*** EXERCISE INPUT

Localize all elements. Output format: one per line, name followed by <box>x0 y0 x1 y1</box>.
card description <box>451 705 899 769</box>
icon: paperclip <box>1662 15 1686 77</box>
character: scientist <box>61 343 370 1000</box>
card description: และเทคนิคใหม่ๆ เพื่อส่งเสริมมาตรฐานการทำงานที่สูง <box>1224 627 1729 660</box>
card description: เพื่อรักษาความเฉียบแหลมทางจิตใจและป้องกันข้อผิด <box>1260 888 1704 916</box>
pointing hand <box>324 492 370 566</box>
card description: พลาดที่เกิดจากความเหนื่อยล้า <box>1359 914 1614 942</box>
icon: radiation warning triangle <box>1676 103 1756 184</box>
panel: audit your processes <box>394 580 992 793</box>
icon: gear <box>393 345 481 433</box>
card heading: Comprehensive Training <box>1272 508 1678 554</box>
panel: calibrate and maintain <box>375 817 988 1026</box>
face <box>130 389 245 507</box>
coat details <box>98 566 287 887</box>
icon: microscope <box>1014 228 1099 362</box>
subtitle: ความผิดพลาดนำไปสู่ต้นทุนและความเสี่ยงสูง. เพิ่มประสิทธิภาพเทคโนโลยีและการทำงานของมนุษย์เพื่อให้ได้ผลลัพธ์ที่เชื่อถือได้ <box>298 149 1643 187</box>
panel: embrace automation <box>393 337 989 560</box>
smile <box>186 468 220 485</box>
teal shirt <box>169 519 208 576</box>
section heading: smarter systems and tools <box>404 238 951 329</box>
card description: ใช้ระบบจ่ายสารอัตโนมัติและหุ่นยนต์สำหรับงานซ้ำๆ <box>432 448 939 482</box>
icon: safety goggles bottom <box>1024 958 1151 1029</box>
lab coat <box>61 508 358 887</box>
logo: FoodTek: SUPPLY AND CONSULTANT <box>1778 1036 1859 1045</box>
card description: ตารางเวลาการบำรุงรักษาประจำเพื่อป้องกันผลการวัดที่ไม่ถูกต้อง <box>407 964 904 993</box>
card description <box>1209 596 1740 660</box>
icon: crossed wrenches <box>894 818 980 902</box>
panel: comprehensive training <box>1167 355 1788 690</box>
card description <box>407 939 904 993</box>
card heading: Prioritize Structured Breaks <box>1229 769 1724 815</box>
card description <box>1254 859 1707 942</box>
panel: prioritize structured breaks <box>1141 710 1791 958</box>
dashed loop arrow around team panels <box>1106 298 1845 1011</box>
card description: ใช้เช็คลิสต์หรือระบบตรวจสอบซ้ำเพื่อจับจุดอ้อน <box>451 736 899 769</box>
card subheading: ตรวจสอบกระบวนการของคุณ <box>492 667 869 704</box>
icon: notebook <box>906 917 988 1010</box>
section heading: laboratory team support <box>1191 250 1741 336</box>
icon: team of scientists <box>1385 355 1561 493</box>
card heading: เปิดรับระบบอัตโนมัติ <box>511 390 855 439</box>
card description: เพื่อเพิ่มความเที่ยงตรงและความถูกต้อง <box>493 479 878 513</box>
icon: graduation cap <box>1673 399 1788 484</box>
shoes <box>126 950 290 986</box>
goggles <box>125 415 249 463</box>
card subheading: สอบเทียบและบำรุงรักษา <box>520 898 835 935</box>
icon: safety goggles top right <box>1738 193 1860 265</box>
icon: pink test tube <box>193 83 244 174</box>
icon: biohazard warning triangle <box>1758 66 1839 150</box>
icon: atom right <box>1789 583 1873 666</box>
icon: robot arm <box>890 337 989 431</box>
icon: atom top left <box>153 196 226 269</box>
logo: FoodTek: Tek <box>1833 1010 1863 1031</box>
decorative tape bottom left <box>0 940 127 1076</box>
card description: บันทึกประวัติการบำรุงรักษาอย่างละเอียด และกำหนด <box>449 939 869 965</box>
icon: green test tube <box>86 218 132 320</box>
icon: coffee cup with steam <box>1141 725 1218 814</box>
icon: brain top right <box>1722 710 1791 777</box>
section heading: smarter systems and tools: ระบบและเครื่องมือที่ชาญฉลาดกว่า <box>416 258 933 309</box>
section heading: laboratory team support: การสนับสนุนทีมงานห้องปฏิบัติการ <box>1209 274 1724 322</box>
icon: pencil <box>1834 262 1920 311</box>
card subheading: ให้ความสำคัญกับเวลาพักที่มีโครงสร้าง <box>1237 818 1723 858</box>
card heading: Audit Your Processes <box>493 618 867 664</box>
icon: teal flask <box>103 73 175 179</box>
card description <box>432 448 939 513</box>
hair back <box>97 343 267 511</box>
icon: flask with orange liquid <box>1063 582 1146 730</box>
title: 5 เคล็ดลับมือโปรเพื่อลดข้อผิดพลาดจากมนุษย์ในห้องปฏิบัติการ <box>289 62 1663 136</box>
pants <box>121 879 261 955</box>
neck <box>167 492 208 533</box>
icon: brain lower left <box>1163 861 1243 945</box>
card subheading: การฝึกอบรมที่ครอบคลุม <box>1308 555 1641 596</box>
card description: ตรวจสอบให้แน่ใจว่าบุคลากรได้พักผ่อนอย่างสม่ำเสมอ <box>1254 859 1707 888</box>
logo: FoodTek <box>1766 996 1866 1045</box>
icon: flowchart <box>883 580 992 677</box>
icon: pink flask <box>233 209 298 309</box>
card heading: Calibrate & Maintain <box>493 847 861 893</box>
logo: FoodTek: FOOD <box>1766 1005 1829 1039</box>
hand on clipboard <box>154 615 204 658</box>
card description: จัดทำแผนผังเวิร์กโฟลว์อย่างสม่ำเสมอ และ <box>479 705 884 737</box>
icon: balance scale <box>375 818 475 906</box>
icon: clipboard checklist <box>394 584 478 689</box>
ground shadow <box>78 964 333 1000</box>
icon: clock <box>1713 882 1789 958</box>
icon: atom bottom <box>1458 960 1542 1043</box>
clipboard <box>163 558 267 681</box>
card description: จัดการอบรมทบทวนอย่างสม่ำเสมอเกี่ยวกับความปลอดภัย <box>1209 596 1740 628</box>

******

▸ EXERCISE PROMPT:
Filter the lines above and keep only those that contain the word "left".

▸ IN RESPONSE:
icon: atom top left <box>153 196 226 269</box>
decorative tape bottom left <box>0 940 127 1076</box>
icon: brain lower left <box>1163 861 1243 945</box>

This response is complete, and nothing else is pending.